* **WHAT TO DO**
Reproduce each record exactly.
--- start of INFORMATION SHOWN ---
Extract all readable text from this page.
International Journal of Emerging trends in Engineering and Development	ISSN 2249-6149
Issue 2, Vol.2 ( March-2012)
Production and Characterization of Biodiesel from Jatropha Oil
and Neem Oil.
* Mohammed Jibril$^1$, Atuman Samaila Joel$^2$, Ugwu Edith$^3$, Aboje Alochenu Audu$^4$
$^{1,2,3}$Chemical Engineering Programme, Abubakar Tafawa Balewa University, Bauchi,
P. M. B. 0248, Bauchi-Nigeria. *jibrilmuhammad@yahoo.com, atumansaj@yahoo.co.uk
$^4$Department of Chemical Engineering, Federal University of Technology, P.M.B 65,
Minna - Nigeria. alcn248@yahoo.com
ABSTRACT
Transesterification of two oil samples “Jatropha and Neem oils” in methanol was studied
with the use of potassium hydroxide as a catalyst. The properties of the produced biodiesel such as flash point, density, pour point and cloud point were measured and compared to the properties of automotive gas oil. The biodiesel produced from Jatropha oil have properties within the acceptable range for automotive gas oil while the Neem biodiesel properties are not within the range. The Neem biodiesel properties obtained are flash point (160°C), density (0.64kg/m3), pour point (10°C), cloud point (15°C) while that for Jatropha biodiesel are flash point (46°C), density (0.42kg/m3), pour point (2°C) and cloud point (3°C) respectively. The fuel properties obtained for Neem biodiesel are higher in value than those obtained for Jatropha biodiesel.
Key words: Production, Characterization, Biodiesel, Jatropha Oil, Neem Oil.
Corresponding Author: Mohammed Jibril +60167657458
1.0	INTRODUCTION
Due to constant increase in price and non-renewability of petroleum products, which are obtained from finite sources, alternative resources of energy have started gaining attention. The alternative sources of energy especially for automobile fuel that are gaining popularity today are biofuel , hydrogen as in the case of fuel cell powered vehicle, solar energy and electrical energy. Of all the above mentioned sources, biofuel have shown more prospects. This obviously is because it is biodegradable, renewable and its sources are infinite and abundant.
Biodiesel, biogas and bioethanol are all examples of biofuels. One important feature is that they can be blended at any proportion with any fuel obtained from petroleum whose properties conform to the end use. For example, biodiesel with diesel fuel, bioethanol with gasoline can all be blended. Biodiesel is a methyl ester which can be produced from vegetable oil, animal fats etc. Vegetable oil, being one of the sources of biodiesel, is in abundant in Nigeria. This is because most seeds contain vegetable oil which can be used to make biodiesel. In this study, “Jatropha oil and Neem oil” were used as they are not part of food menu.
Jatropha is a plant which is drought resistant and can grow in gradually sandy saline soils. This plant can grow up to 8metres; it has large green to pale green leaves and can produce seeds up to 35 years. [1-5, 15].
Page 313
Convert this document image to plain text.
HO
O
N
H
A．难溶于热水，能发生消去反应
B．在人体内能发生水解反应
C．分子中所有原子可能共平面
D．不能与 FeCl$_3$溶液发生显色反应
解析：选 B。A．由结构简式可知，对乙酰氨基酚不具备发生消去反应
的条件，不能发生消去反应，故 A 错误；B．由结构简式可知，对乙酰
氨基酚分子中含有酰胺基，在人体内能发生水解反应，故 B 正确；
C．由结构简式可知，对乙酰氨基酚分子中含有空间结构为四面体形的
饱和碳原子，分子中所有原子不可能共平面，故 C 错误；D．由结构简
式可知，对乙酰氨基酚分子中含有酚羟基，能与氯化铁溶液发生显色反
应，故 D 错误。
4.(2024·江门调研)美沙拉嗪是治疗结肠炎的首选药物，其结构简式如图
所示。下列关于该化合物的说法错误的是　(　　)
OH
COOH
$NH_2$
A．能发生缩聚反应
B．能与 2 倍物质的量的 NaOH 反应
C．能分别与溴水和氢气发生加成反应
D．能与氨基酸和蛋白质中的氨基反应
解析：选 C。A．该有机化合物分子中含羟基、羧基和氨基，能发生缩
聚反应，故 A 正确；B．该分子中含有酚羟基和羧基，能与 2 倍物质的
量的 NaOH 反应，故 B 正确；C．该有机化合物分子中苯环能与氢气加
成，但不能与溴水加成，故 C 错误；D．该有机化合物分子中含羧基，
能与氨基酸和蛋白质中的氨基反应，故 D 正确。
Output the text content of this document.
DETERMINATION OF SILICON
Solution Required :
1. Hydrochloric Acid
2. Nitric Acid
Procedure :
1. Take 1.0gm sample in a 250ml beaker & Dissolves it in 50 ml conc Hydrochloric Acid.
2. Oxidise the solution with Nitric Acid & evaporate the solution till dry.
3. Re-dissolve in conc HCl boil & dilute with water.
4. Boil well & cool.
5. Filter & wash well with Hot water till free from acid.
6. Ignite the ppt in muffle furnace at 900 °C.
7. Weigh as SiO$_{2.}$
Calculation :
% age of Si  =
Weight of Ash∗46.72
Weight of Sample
--- end of INFORMATION SHOWN ---
* **ANSWER BELOW**
Extract all readable text from this page.
International Journal of Emerging trends in Engineering and Development	ISSN 2249-6149
Issue 2, Vol.2 ( March-2012)
Production and Characterization of Biodiesel from Jatropha Oil
and Neem Oil.
* Mohammed Jibril$^1$, Atuman Samaila Joel$^2$, Ugwu Edith$^3$, Aboje Alochenu Audu$^4$
$^{1,2,3}$Chemical Engineering Programme, Abubakar Tafawa Balewa University, Bauchi,
P. M. B. 0248, Bauchi-Nigeria. *jibrilmuhammad@yahoo.com, atumansaj@yahoo.co.uk
$^4$Department of Chemical Engineering, Federal University of Technology, P.M.B 65,
Minna - Nigeria. alcn248@yahoo.com
ABSTRACT
Transesterification of two oil samples “Jatropha and Neem oils” in methanol was studied
with the use of potassium hydroxide as a catalyst. The properties of the produced biodiesel such as flash point, density, pour point and cloud point were measured and compared to the properties of automotive gas oil. The biodiesel produced from Jatropha oil have properties within the acceptable range for automotive gas oil while the Neem biodiesel properties are not within the range. The Neem biodiesel properties obtained are flash point (160°C), density (0.64kg/m3), pour point (10°C), cloud point (15°C) while that for Jatropha biodiesel are flash point (46°C), density (0.42kg/m3), pour point (2°C) and cloud point (3°C) respectively. The fuel properties obtained for Neem biodiesel are higher in value than those obtained for Jatropha biodiesel.
Key words: Production, Characterization, Biodiesel, Jatropha Oil, Neem Oil.
Corresponding Author: Mohammed Jibril +60167657458
1.0	INTRODUCTION
Due to constant increase in price and non-renewability of petroleum products, which are obtained from finite sources, alternative resources of energy have started gaining attention. The alternative sources of energy especially for automobile fuel that are gaining popularity today are biofuel , hydrogen as in the case of fuel cell powered vehicle, solar energy and electrical energy. Of all the above mentioned sources, biofuel have shown more prospects. This obviously is because it is biodegradable, renewable and its sources are infinite and abundant.
Biodiesel, biogas and bioethanol are all examples of biofuels. One important feature is that they can be blended at any proportion with any fuel obtained from petroleum whose properties conform to the end use. For example, biodiesel with diesel fuel, bioethanol with gasoline can all be blended. Biodiesel is a methyl ester which can be produced from vegetable oil, animal fats etc. Vegetable oil, being one of the sources of biodiesel, is in abundant in Nigeria. This is because most seeds contain vegetable oil which can be used to make biodiesel. In this study, “Jatropha oil and Neem oil” were used as they are not part of food menu.
Jatropha is a plant which is drought resistant and can grow in gradually sandy saline soils. This plant can grow up to 8metres; it has large green to pale green leaves and can produce seeds up to 35 years. [1-5, 15].
Page 313
Convert this document image to plain text.
HO
O
N
H
A．难溶于热水，能发生消去反应
B．在人体内能发生水解反应
C．分子中所有原子可能共平面
D．不能与 FeCl$_3$溶液发生显色反应
解析：选 B。A．由结构简式可知，对乙酰氨基酚不具备发生消去反应
的条件，不能发生消去反应，故 A 错误；B．由结构简式可知，对乙酰
氨基酚分子中含有酰胺基，在人体内能发生水解反应，故 B 正确；
C．由结构简式可知，对乙酰氨基酚分子中含有空间结构为四面体形的
饱和碳原子，分子中所有原子不可能共平面，故 C 错误；D．由结构简
式可知，对乙酰氨基酚分子中含有酚羟基，能与氯化铁溶液发生显色反
应，故 D 错误。
4.(2024·江门调研)美沙拉嗪是治疗结肠炎的首选药物，其结构简式如图
所示。下列关于该化合物的说法错误的是　(　　)
OH
COOH
$NH_2$
A．能发生缩聚反应
B．能与 2 倍物质的量的 NaOH 反应
C．能分别与溴水和氢气发生加成反应
D．能与氨基酸和蛋白质中的氨基反应
解析：选 C。A．该有机化合物分子中含羟基、羧基和氨基，能发生缩
聚反应，故 A 正确；B．该分子中含有酚羟基和羧基，能与 2 倍物质的
量的 NaOH 反应，故 B 正确；C．该有机化合物分子中苯环能与氢气加
成，但不能与溴水加成，故 C 错误；D．该有机化合物分子中含羧基，
能与氨基酸和蛋白质中的氨基反应，故 D 正确。
Output the text content of this document.
DETERMINATION OF SILICON
Solution Required :
1. Hydrochloric Acid
2. Nitric Acid
Procedure :
1. Take 1.0gm sample in a 250ml beaker & Dissolves it in 50 ml conc Hydrochloric Acid.
2. Oxidise the solution with Nitric Acid & evaporate the solution till dry.
3. Re-dissolve in conc HCl boil & dilute with water.
4. Boil well & cool.
5. Filter & wash well with Hot water till free from acid.
6. Ignite the ppt in muffle furnace at 900 °C.
7. Weigh as SiO$_{2.}$
Calculation :
% age of Si  =
Weight of Ash∗46.72
Weight of Sample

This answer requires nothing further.